PROBLEM REQUIREMENTS — Select all lines with the string "from" in them, and copy those lines.

DATA FOR THIS EXERCISE —

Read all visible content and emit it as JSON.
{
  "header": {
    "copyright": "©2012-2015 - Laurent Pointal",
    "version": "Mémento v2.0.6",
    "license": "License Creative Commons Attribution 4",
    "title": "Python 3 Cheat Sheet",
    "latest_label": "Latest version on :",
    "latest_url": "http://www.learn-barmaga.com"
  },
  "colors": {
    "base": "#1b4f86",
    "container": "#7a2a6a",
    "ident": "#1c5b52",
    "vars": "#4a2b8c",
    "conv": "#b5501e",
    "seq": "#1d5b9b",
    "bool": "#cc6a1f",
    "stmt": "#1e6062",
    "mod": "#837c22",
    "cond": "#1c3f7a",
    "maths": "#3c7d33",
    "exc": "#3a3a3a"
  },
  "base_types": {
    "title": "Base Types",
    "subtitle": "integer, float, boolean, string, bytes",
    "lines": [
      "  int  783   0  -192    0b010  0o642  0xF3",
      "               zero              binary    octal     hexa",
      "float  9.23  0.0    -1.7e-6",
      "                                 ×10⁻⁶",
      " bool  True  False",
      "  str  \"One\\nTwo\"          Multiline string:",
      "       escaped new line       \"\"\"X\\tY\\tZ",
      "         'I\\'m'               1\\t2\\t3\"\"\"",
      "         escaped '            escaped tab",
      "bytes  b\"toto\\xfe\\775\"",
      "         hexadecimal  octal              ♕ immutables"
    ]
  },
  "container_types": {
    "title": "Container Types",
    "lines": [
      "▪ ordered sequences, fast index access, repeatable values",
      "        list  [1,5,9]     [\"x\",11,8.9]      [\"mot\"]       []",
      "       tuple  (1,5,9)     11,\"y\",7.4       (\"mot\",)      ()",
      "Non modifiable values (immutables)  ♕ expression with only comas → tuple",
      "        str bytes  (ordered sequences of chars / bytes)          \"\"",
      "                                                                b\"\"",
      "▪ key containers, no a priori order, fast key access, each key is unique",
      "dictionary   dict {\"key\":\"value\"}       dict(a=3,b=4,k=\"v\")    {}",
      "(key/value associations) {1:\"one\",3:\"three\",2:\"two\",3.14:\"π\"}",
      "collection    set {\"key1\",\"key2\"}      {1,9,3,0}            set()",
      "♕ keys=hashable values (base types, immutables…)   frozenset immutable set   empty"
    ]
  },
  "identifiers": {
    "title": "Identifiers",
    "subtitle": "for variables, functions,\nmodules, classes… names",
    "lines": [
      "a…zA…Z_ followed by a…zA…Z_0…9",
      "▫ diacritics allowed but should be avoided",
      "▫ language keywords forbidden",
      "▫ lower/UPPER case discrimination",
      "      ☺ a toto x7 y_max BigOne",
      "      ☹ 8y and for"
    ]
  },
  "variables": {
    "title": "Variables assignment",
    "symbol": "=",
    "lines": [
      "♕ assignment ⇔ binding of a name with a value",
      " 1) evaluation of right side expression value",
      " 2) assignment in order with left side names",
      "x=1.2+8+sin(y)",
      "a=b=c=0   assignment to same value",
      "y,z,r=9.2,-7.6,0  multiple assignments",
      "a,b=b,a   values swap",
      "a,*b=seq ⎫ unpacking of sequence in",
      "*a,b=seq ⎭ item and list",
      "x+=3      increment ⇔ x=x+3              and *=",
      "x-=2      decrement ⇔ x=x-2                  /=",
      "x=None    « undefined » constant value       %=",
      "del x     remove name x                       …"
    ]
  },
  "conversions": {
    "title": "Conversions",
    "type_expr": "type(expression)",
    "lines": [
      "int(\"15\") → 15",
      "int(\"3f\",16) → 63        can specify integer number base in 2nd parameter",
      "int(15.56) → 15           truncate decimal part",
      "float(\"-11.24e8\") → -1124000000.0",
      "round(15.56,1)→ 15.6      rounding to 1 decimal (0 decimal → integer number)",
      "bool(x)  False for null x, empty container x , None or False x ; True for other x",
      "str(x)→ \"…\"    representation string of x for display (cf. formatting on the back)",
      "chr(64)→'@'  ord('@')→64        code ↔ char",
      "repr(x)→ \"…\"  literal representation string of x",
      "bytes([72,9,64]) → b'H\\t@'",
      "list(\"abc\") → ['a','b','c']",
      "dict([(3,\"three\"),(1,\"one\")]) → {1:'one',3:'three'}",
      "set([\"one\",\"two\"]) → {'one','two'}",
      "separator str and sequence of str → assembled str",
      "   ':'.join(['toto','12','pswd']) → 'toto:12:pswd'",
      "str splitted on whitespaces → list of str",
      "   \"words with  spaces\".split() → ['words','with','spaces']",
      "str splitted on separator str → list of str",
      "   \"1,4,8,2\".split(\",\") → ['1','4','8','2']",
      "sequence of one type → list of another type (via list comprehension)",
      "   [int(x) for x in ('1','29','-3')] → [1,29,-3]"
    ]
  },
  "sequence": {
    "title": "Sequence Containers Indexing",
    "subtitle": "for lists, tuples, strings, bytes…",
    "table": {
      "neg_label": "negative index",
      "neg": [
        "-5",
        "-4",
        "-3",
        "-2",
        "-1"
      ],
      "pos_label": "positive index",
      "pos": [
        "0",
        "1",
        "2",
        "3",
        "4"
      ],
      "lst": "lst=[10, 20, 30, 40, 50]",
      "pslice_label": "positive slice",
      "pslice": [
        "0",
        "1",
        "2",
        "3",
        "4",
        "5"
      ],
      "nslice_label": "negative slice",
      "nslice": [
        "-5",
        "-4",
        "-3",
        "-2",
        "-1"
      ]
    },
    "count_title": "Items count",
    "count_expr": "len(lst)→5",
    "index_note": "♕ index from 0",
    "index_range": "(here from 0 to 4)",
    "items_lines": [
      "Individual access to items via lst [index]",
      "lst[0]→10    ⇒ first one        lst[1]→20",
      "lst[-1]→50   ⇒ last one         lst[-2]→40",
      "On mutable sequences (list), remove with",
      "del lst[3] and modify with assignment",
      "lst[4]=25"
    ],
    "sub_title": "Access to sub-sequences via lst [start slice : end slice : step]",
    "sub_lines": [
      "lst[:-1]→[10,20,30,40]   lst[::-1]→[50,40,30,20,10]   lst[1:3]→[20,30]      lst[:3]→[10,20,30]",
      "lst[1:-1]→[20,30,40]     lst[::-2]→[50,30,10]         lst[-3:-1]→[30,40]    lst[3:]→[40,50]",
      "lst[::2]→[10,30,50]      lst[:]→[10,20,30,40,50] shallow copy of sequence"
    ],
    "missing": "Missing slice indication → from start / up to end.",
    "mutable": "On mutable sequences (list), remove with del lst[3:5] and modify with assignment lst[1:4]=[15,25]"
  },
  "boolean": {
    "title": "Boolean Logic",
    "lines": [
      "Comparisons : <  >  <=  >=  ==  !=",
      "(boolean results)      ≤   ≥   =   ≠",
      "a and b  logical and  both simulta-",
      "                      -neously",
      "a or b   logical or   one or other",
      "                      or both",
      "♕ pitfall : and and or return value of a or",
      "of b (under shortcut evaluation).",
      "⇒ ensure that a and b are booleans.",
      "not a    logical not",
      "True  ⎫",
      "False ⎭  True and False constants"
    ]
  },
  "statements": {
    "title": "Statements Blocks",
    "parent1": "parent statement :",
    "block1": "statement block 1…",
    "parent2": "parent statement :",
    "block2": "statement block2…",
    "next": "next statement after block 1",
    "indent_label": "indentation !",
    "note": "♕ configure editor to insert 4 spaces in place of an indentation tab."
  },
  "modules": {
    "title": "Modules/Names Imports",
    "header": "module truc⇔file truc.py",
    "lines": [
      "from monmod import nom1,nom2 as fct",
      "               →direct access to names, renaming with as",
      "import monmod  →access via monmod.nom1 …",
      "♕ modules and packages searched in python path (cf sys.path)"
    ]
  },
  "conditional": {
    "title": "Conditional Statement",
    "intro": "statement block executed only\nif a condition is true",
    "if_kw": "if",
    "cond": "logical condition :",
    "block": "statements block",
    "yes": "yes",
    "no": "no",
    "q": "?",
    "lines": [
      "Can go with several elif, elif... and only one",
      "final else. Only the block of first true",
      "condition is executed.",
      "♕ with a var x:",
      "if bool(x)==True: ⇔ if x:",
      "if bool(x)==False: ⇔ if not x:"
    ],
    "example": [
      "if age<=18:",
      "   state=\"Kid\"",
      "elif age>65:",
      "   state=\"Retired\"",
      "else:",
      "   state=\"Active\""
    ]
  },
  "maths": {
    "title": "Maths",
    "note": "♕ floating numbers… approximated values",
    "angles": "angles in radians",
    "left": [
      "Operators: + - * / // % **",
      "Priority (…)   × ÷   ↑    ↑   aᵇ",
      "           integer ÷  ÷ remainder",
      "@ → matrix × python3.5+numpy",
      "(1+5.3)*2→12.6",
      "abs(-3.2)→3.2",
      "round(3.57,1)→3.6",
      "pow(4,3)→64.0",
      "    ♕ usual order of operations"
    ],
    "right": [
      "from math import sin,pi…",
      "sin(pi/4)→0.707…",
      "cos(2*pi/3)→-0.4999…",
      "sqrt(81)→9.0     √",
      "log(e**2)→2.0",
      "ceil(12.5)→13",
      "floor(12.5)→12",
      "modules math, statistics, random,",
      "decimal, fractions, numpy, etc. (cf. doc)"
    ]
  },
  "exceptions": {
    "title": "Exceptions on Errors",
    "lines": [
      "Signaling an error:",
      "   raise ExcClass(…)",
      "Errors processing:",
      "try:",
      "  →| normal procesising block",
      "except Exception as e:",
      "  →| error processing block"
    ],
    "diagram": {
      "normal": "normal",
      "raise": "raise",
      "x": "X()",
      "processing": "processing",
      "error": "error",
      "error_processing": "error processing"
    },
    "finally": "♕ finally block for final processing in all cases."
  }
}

SOLUTION TO THIS PROBLEM —
    "index_note": "♕ index from 0",
    "index_range": "(here from 0 to 4)",
    "missing": "Missing slice indication → from start / up to end.",
      "from monmod import nom1,nom2 as fct",
      "from math import sin,pi…",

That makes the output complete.